▶ To be done
Copy the full set of lines exactly as given.

(Data entries)

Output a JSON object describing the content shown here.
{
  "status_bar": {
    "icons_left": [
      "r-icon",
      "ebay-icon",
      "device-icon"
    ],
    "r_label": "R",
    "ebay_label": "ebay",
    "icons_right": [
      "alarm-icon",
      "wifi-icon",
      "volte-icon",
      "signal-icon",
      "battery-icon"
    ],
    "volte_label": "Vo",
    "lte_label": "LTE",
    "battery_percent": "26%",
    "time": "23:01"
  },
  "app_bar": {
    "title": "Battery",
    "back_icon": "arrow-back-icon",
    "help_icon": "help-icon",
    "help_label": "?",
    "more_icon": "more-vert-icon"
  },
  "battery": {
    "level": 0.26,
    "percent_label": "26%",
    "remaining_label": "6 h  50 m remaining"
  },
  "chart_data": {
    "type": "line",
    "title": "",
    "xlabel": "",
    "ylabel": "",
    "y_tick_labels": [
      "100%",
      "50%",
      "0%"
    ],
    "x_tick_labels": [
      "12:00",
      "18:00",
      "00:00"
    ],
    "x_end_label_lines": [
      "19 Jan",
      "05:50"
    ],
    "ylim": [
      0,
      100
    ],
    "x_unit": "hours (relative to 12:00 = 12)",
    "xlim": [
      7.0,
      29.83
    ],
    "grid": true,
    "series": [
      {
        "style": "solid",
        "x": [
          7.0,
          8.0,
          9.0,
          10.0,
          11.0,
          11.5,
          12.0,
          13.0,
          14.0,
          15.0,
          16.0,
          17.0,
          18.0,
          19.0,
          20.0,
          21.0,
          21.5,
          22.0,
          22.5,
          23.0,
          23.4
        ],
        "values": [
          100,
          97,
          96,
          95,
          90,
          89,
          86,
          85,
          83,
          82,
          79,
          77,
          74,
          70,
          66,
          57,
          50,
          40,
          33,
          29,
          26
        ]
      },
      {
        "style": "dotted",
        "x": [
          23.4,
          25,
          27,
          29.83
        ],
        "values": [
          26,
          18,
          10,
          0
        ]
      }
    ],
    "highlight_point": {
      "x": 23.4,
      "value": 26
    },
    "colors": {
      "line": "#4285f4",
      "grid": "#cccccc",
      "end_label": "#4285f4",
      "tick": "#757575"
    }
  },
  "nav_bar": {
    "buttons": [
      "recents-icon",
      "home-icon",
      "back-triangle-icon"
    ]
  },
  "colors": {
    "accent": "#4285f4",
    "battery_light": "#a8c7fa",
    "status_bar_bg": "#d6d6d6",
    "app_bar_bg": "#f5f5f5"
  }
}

▶ Response to this exercise
Output a JSON object describing the content shown here.
{
  "status_bar": {
    "icons_left": [
      "r-icon",
      "ebay-icon",
      "device-icon"
    ],
    "r_label": "R",
    "ebay_label": "ebay",
    "icons_right": [
      "alarm-icon",
      "wifi-icon",
      "volte-icon",
      "signal-icon",
      "battery-icon"
    ],
    "volte_label": "Vo",
    "lte_label": "LTE",
    "battery_percent": "26%",
    "time": "23:01"
  },
  "app_bar": {
    "title": "Battery",
    "back_icon": "arrow-back-icon",
    "help_icon": "help-icon",
    "help_label": "?",
    "more_icon": "more-vert-icon"
  },
  "battery": {
    "level": 0.26,
    "percent_label": "26%",
    "remaining_label": "6 h  50 m remaining"
  },
  "chart_data": {
    "type": "line",
    "title": "",
    "xlabel": "",
    "ylabel": "",
    "y_tick_labels": [
      "100%",
      "50%",
      "0%"
    ],
    "x_tick_labels": [
      "12:00",
      "18:00",
      "00:00"
    ],
    "x_end_label_lines": [
      "19 Jan",
      "05:50"
    ],
    "ylim": [
      0,
      100
    ],
    "x_unit": "hours (relative to 12:00 = 12)",
    "xlim": [
      7.0,
      29.83
    ],
    "grid": true,
    "series": [
      {
        "style": "solid",
        "x": [
          7.0,
          8.0,
          9.0,
          10.0,
          11.0,
          11.5,
          12.0,
          13.0,
          14.0,
          15.0,
          16.0,
          17.0,
          18.0,
          19.0,
          20.0,
          21.0,
          21.5,
          22.0,
          22.5,
          23.0,
          23.4
        ],
        "values": [
          100,
          97,
          96,
          95,
          90,
          89,
          86,
          85,
          83,
          82,
          79,
          77,
          74,
          70,
          66,
          57,
          50,
          40,
          33,
          29,
          26
        ]
      },
      {
        "style": "dotted",
        "x": [
          23.4,
          25,
          27,
          29.83
        ],
        "values": [
          26,
          18,
          10,
          0
        ]
      }
    ],
    "highlight_point": {
      "x": 23.4,
      "value": 26
    },
    "colors": {
      "line": "#4285f4",
      "grid": "#cccccc",
      "end_label": "#4285f4",
      "tick": "#757575"
    }
  },
  "nav_bar": {
    "buttons": [
      "recents-icon",
      "home-icon",
      "back-triangle-icon"
    ]
  },
  "colors": {
    "accent": "#4285f4",
    "battery_light": "#a8c7fa",
    "status_bar_bg": "#d6d6d6",
    "app_bar_bg": "#f5f5f5"
  }
}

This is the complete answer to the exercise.